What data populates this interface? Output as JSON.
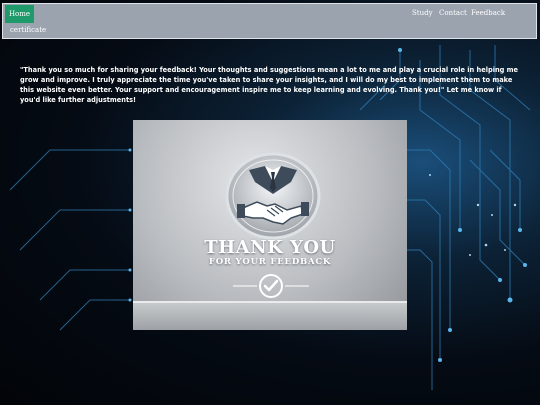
{
  "nav": {
    "home": "Home",
    "links": [
      "Study",
      "Contact",
      "Feedback"
    ],
    "certificate": "certificate"
  },
  "message": "\"Thank you so much for sharing your feedback! Your thoughts and suggestions mean a lot to me and play a crucial role in helping me grow and improve. I truly appreciate the time you've taken to share your insights, and I will do my best to implement them to make this website even better. Your support and encouragement inspire me to keep learning and evolving. Thank you!\" Let me know if you'd like further adjustments!",
  "image": {
    "title": "THANK YOU",
    "subtitle": "FOR YOUR FEEDBACK",
    "icons": [
      "suit-handshake-emblem-icon",
      "checkmark-circle-icon"
    ]
  },
  "colors": {
    "nav_bg": "#9aa3ae",
    "home_bg": "#1f9a6a",
    "text": "#ffffff"
  }
}
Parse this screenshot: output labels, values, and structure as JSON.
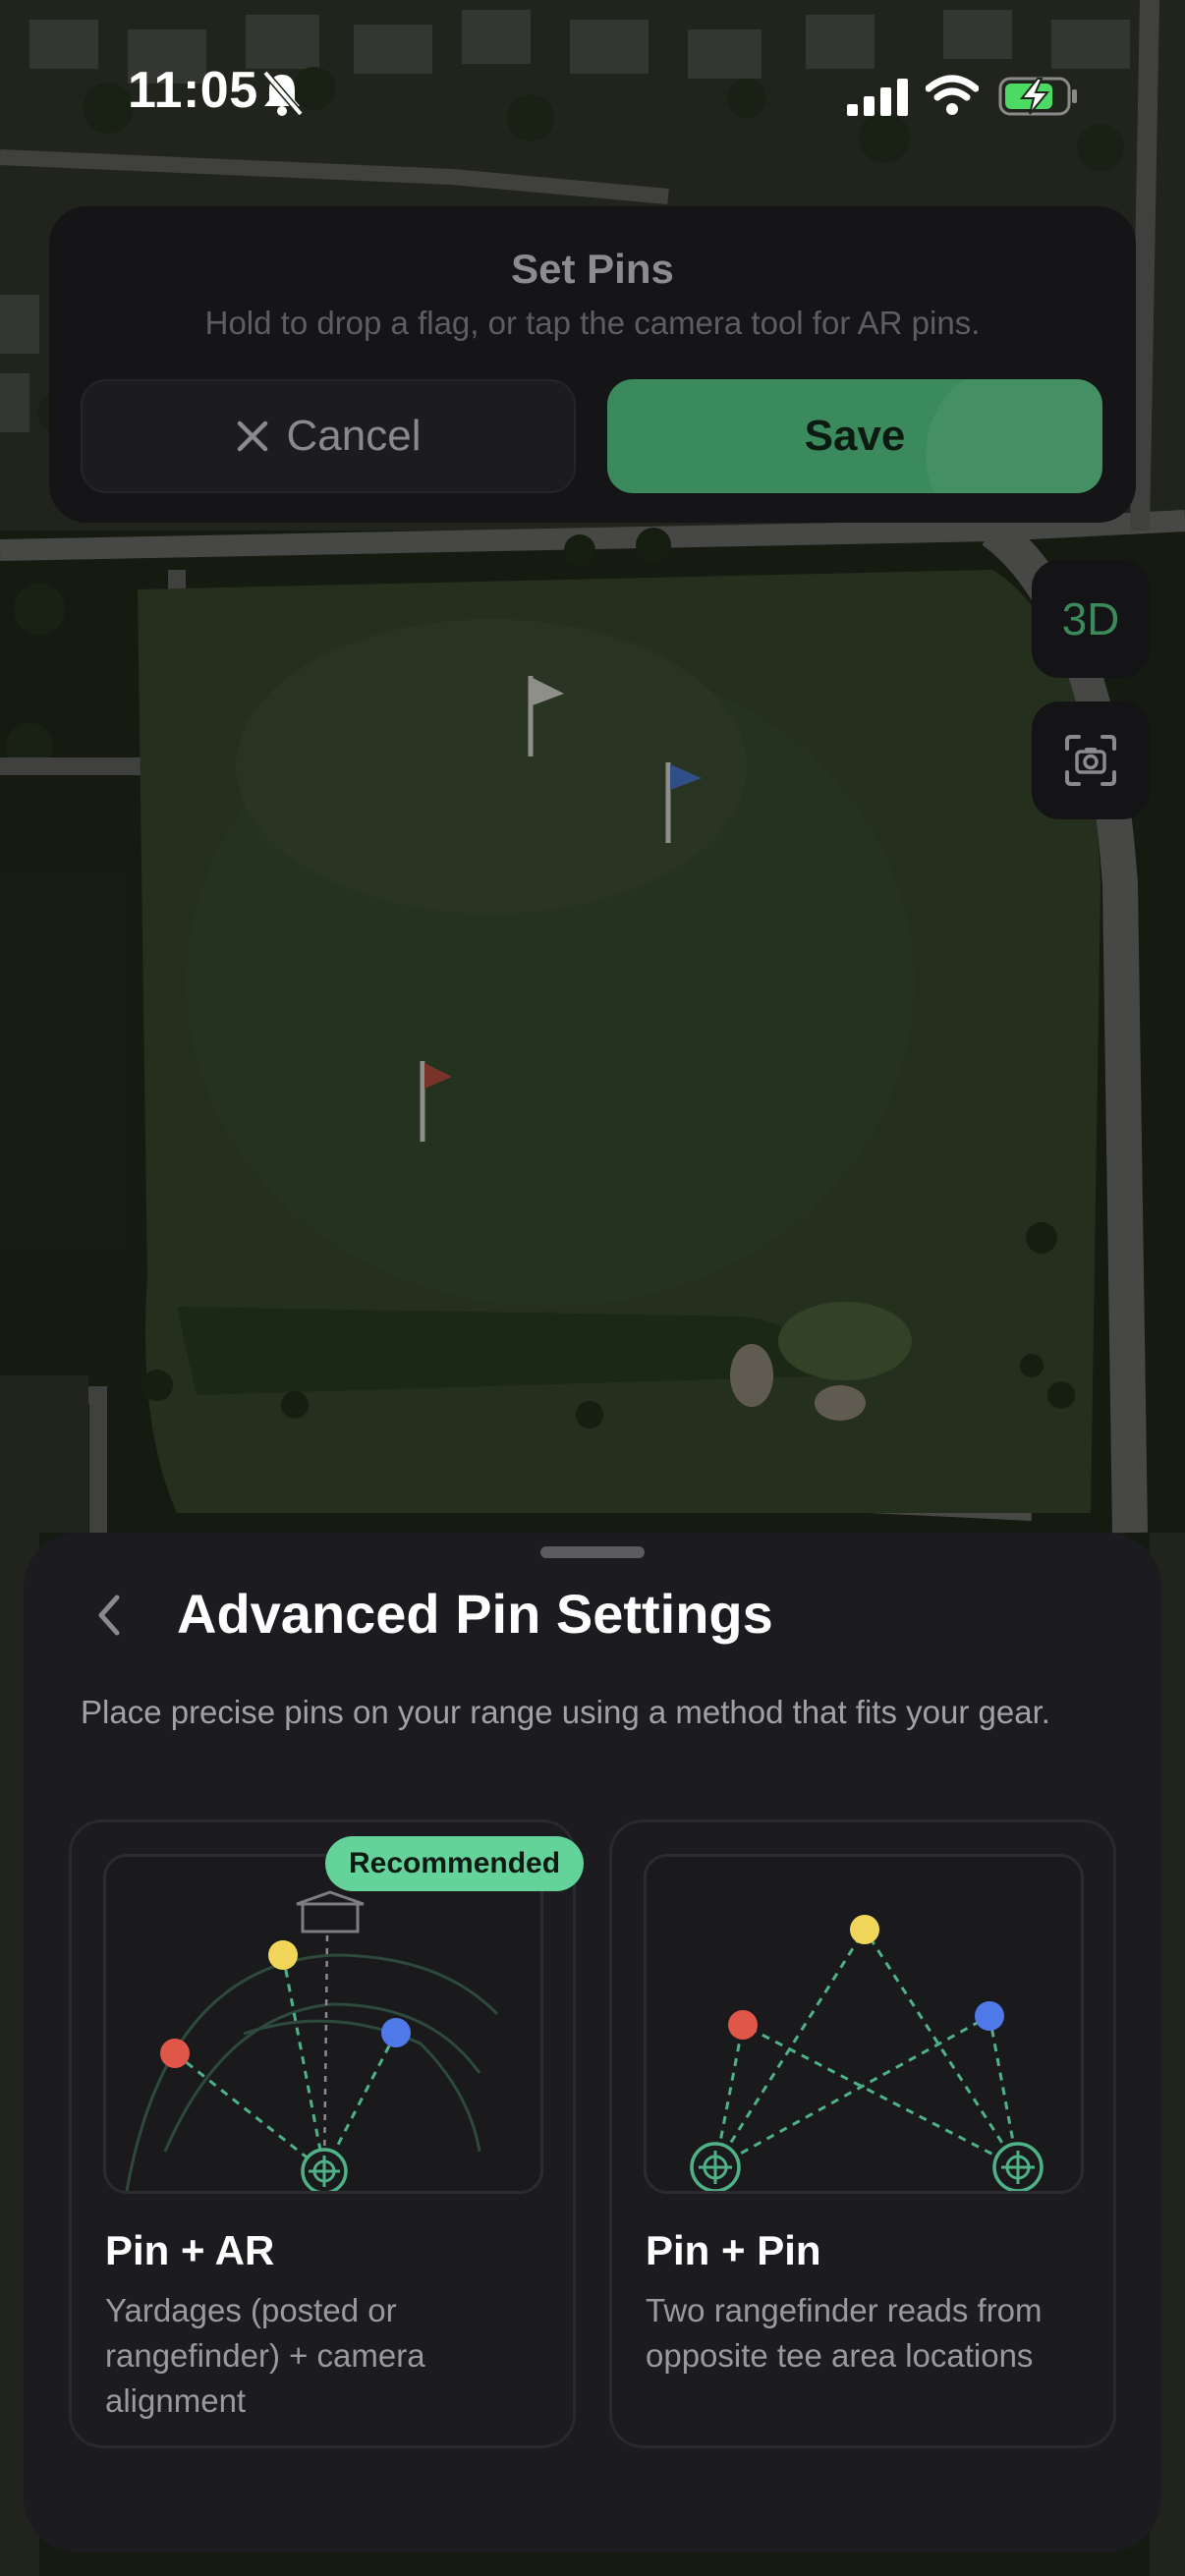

#### Short problem
Print all of the entries word for word. Omit the pictures they contain.

#### Exercise solution
What data populates this interface? Output as JSON.
{
  "nav": {
    "home": "Home",
    "links": [
      "Study",
      "Contact",
      "Feedback"
    ],
    "certificate": "certificate"
  },
  "message": "\"Thank you so much for sharing your feedback! Your thoughts and suggestions mean a lot to me and play a crucial role in helping me grow and improve. I truly appreciate the time you've taken to share your insights, and I will do my best to implement them to make this website even better. Your support and encouragement inspire me to keep learning and evolving. Thank you!\" Let me know if you'd like further adjustments!",
  "image": {
    "title": "THANK YOU",
    "subtitle": "FOR YOUR FEEDBACK",
    "icons": [
      "suit-handshake-emblem-icon",
      "checkmark-circle-icon"
    ]
  },
  "colors": {
    "nav_bg": "#9aa3ae",
    "home_bg": "#1f9a6a",
    "text": "#ffffff"
  }
}
Parse this screenshot: output labels, values, and structure as JSON.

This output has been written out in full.